▶ **The data**:
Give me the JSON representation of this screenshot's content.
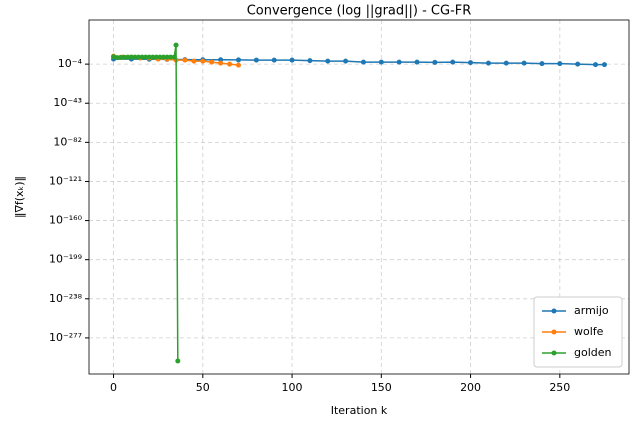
{
  "chart_data": {
    "type": "line",
    "title": "Convergence (log ||grad||) - CG-FR",
    "x_label": "Iteration k",
    "y_label": "‖∇f(xₖ)‖",
    "log_y": true,
    "grid": true,
    "legend": "lower right",
    "xlim": [
      -13.75,
      288.75
    ],
    "xticks": [
      0,
      50,
      100,
      150,
      200,
      250
    ],
    "ylim": [
      1e-313,
      1e+40
    ],
    "yticks": [
      {
        "value": 0.0001,
        "label": "10⁻⁴"
      },
      {
        "value": 1e-43,
        "label": "10⁻⁴³"
      },
      {
        "value": 1e-82,
        "label": "10⁻⁸²"
      },
      {
        "value": 1e-121,
        "label": "10⁻¹²¹"
      },
      {
        "value": 1e-160,
        "label": "10⁻¹⁶⁰"
      },
      {
        "value": 1e-199,
        "label": "10⁻¹⁹⁹"
      },
      {
        "value": 1e-238,
        "label": "10⁻²³⁸"
      },
      {
        "value": 1e-277,
        "label": "10⁻²⁷⁷"
      }
    ],
    "series": [
      {
        "name": "armijo",
        "color": "#1f77b4",
        "x": [
          0,
          10,
          20,
          30,
          40,
          50,
          60,
          70,
          80,
          90,
          100,
          110,
          120,
          130,
          140,
          150,
          160,
          170,
          180,
          190,
          200,
          210,
          220,
          230,
          240,
          250,
          260,
          270,
          275
        ],
        "values": [
          10,
          10,
          8,
          5,
          3,
          2,
          2,
          1.5,
          1,
          1,
          1,
          0.3,
          0.1,
          0.1,
          0.01,
          0.01,
          0.01,
          0.01,
          0.005,
          0.01,
          0.003,
          0.001,
          0.001,
          0.001,
          0.0003,
          0.0003,
          0.0001,
          3e-05,
          3e-05
        ]
      },
      {
        "name": "wolfe",
        "color": "#ff7f0e",
        "x": [
          0,
          5,
          10,
          15,
          20,
          25,
          30,
          35,
          40,
          45,
          50,
          55,
          60,
          65,
          70
        ],
        "values": [
          10000,
          1000,
          1000,
          100,
          100,
          10,
          10,
          1,
          1,
          0.1,
          0.1,
          0.01,
          0.001,
          0.0001,
          1e-05
        ]
      },
      {
        "name": "golden",
        "color": "#2ca02c",
        "x": [
          0,
          2,
          4,
          6,
          8,
          10,
          12,
          14,
          16,
          18,
          20,
          22,
          24,
          26,
          28,
          30,
          32,
          34,
          35,
          36
        ],
        "values": [
          2000,
          300,
          500,
          800,
          1000,
          1000,
          1000,
          1000,
          1000,
          1000,
          1000,
          1000,
          1000,
          1000,
          1000,
          1000,
          1000,
          1000,
          1000000000000000.0,
          1e-300
        ]
      }
    ]
  }
}
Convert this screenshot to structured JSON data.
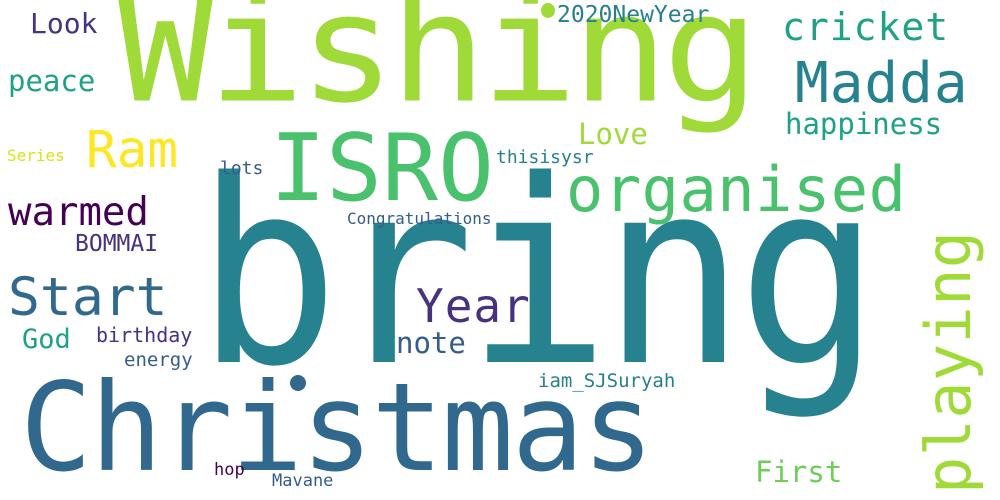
{
  "wordcloud": {
    "words": [
      {
        "text": "bring",
        "color": "#26828e"
      },
      {
        "text": "Wishing",
        "color": "#a0da39"
      },
      {
        "text": "Christmas",
        "color": "#31688e"
      },
      {
        "text": "ISRO",
        "color": "#4ac16d"
      },
      {
        "text": "organised",
        "color": "#4ac16d"
      },
      {
        "text": "playing",
        "color": "#a0da39"
      },
      {
        "text": "Madda",
        "color": "#26828e"
      },
      {
        "text": "Start",
        "color": "#31688e"
      },
      {
        "text": "Ram",
        "color": "#fde725"
      },
      {
        "text": "Year",
        "color": "#46327e"
      },
      {
        "text": "warmed",
        "color": "#440154"
      },
      {
        "text": "cricket",
        "color": "#1fa187"
      },
      {
        "text": "happiness",
        "color": "#1fa187"
      },
      {
        "text": "peace",
        "color": "#1fa187"
      },
      {
        "text": "Look",
        "color": "#46327e"
      },
      {
        "text": "2020NewYear",
        "color": "#277f8e"
      },
      {
        "text": "Love",
        "color": "#a0da39"
      },
      {
        "text": "BOMMAI",
        "color": "#46327e"
      },
      {
        "text": "note",
        "color": "#365c8d"
      },
      {
        "text": "God",
        "color": "#1fa187"
      },
      {
        "text": "First",
        "color": "#6ece58"
      },
      {
        "text": "birthday",
        "color": "#46327e"
      },
      {
        "text": "energy",
        "color": "#365c8d"
      },
      {
        "text": "iam_SJSuryah",
        "color": "#277f8e"
      },
      {
        "text": "Congratulations",
        "color": "#365c8d"
      },
      {
        "text": "thisisysr",
        "color": "#277f8e"
      },
      {
        "text": "lots",
        "color": "#365c8d"
      },
      {
        "text": "Series",
        "color": "#d8e219"
      },
      {
        "text": "hop",
        "color": "#440154"
      },
      {
        "text": "Mavane",
        "color": "#365c8d"
      },
      {
        "text": "dot-a",
        "color": "#a0da39"
      },
      {
        "text": "dot-b",
        "color": "#31688e"
      }
    ]
  }
}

▶ **Your goal**: The records above are to be quoted exactly, with all pictures left out.

▶ **Written answer**:
Give me the JSON representation of this screenshot's content.
{
  "chart_data": {
    "type": "line",
    "title": "Convergence (log ||grad||) - CG-FR",
    "x_label": "Iteration k",
    "y_label": "‖∇f(xₖ)‖",
    "log_y": true,
    "grid": true,
    "legend": "lower right",
    "xlim": [
      -13.75,
      288.75
    ],
    "xticks": [
      0,
      50,
      100,
      150,
      200,
      250
    ],
    "ylim": [
      1e-313,
      1e+40
    ],
    "yticks": [
      {
        "value": 0.0001,
        "label": "10⁻⁴"
      },
      {
        "value": 1e-43,
        "label": "10⁻⁴³"
      },
      {
        "value": 1e-82,
        "label": "10⁻⁸²"
      },
      {
        "value": 1e-121,
        "label": "10⁻¹²¹"
      },
      {
        "value": 1e-160,
        "label": "10⁻¹⁶⁰"
      },
      {
        "value": 1e-199,
        "label": "10⁻¹⁹⁹"
      },
      {
        "value": 1e-238,
        "label": "10⁻²³⁸"
      },
      {
        "value": 1e-277,
        "label": "10⁻²⁷⁷"
      }
    ],
    "series": [
      {
        "name": "armijo",
        "color": "#1f77b4",
        "x": [
          0,
          10,
          20,
          30,
          40,
          50,
          60,
          70,
          80,
          90,
          100,
          110,
          120,
          130,
          140,
          150,
          160,
          170,
          180,
          190,
          200,
          210,
          220,
          230,
          240,
          250,
          260,
          270,
          275
        ],
        "values": [
          10,
          10,
          8,
          5,
          3,
          2,
          2,
          1.5,
          1,
          1,
          1,
          0.3,
          0.1,
          0.1,
          0.01,
          0.01,
          0.01,
          0.01,
          0.005,
          0.01,
          0.003,
          0.001,
          0.001,
          0.001,
          0.0003,
          0.0003,
          0.0001,
          3e-05,
          3e-05
        ]
      },
      {
        "name": "wolfe",
        "color": "#ff7f0e",
        "x": [
          0,
          5,
          10,
          15,
          20,
          25,
          30,
          35,
          40,
          45,
          50,
          55,
          60,
          65,
          70
        ],
        "values": [
          10000,
          1000,
          1000,
          100,
          100,
          10,
          10,
          1,
          1,
          0.1,
          0.1,
          0.01,
          0.001,
          0.0001,
          1e-05
        ]
      },
      {
        "name": "golden",
        "color": "#2ca02c",
        "x": [
          0,
          2,
          4,
          6,
          8,
          10,
          12,
          14,
          16,
          18,
          20,
          22,
          24,
          26,
          28,
          30,
          32,
          34,
          35,
          36
        ],
        "values": [
          2000,
          300,
          500,
          800,
          1000,
          1000,
          1000,
          1000,
          1000,
          1000,
          1000,
          1000,
          1000,
          1000,
          1000,
          1000,
          1000,
          1000,
          1000000000000000.0,
          1e-300
        ]
      }
    ]
  }
}
Convert this screenshot to structured JSON data.
{
  "wordcloud": {
    "words": [
      {
        "text": "bring",
        "color": "#26828e"
      },
      {
        "text": "Wishing",
        "color": "#a0da39"
      },
      {
        "text": "Christmas",
        "color": "#31688e"
      },
      {
        "text": "ISRO",
        "color": "#4ac16d"
      },
      {
        "text": "organised",
        "color": "#4ac16d"
      },
      {
        "text": "playing",
        "color": "#a0da39"
      },
      {
        "text": "Madda",
        "color": "#26828e"
      },
      {
        "text": "Start",
        "color": "#31688e"
      },
      {
        "text": "Ram",
        "color": "#fde725"
      },
      {
        "text": "Year",
        "color": "#46327e"
      },
      {
        "text": "warmed",
        "color": "#440154"
      },
      {
        "text": "cricket",
        "color": "#1fa187"
      },
      {
        "text": "happiness",
        "color": "#1fa187"
      },
      {
        "text": "peace",
        "color": "#1fa187"
      },
      {
        "text": "Look",
        "color": "#46327e"
      },
      {
        "text": "2020NewYear",
        "color": "#277f8e"
      },
      {
        "text": "Love",
        "color": "#a0da39"
      },
      {
        "text": "BOMMAI",
        "color": "#46327e"
      },
      {
        "text": "note",
        "color": "#365c8d"
      },
      {
        "text": "God",
        "color": "#1fa187"
      },
      {
        "text": "First",
        "color": "#6ece58"
      },
      {
        "text": "birthday",
        "color": "#46327e"
      },
      {
        "text": "energy",
        "color": "#365c8d"
      },
      {
        "text": "iam_SJSuryah",
        "color": "#277f8e"
      },
      {
        "text": "Congratulations",
        "color": "#365c8d"
      },
      {
        "text": "thisisysr",
        "color": "#277f8e"
      },
      {
        "text": "lots",
        "color": "#365c8d"
      },
      {
        "text": "Series",
        "color": "#d8e219"
      },
      {
        "text": "hop",
        "color": "#440154"
      },
      {
        "text": "Mavane",
        "color": "#365c8d"
      },
      {
        "text": "dot-a",
        "color": "#a0da39"
      },
      {
        "text": "dot-b",
        "color": "#31688e"
      }
    ]
  }
}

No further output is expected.